* **Short task**: Show every line in the records below that contains the word "response".

* **Supplied records**:
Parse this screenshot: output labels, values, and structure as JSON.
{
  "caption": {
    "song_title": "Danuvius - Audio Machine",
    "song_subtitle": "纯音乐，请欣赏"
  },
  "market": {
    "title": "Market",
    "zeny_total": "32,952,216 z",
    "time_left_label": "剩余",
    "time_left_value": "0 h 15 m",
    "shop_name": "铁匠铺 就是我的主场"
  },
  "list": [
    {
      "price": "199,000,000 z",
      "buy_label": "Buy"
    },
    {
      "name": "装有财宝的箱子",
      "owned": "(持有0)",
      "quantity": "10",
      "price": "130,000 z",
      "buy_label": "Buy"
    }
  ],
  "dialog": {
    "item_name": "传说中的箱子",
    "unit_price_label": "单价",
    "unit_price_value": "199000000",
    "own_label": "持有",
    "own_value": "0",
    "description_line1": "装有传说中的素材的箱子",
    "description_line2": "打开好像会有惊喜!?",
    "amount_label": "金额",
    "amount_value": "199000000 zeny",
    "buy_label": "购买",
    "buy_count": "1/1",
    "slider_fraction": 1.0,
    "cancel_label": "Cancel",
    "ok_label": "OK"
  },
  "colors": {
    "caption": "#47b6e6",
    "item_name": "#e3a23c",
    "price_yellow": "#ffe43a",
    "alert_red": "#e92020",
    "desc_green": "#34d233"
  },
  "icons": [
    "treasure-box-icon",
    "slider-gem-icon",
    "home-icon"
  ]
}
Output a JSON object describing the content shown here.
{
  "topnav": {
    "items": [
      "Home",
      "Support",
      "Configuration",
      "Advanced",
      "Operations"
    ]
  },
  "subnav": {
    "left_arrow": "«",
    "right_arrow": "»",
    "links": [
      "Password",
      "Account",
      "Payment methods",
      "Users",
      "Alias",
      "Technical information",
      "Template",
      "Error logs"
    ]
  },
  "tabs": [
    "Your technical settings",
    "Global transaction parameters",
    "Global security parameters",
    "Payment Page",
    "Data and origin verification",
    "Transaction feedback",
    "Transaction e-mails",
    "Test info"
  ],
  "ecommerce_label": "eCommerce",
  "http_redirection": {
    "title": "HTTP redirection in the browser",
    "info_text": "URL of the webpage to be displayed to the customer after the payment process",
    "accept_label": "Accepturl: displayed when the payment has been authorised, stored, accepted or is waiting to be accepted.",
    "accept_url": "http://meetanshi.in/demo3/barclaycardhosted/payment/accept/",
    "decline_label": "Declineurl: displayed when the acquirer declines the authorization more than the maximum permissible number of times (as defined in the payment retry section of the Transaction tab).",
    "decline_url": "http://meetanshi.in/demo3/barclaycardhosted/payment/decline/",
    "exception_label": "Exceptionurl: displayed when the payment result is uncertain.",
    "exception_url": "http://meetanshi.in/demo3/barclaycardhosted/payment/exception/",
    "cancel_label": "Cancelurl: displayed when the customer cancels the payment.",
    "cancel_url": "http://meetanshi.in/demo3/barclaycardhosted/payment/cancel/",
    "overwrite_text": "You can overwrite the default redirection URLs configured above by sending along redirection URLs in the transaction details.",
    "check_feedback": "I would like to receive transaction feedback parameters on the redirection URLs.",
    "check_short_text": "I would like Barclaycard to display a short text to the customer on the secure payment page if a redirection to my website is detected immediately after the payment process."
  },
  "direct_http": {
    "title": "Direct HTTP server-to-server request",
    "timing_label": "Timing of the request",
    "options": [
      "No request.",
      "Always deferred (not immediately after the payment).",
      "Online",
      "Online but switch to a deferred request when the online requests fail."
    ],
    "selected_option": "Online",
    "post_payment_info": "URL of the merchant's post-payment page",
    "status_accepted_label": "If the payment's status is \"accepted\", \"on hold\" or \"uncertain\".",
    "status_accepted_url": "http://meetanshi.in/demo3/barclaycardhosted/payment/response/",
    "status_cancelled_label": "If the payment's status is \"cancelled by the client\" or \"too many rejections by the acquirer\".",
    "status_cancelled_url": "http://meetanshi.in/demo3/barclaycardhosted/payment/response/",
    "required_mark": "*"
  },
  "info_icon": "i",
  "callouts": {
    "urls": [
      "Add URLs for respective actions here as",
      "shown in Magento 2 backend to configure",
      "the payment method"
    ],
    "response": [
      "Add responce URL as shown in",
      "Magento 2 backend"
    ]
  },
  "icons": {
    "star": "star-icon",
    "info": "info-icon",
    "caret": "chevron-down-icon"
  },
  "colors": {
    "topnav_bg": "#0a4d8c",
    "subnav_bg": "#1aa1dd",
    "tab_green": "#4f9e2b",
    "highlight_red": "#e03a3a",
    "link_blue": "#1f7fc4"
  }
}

* **Output of the task**:
    "status_accepted_url": "http://meetanshi.in/demo3/barclaycardhosted/payment/response/",
    "status_cancelled_url": "http://meetanshi.in/demo3/barclaycardhosted/payment/response/",
    "response": [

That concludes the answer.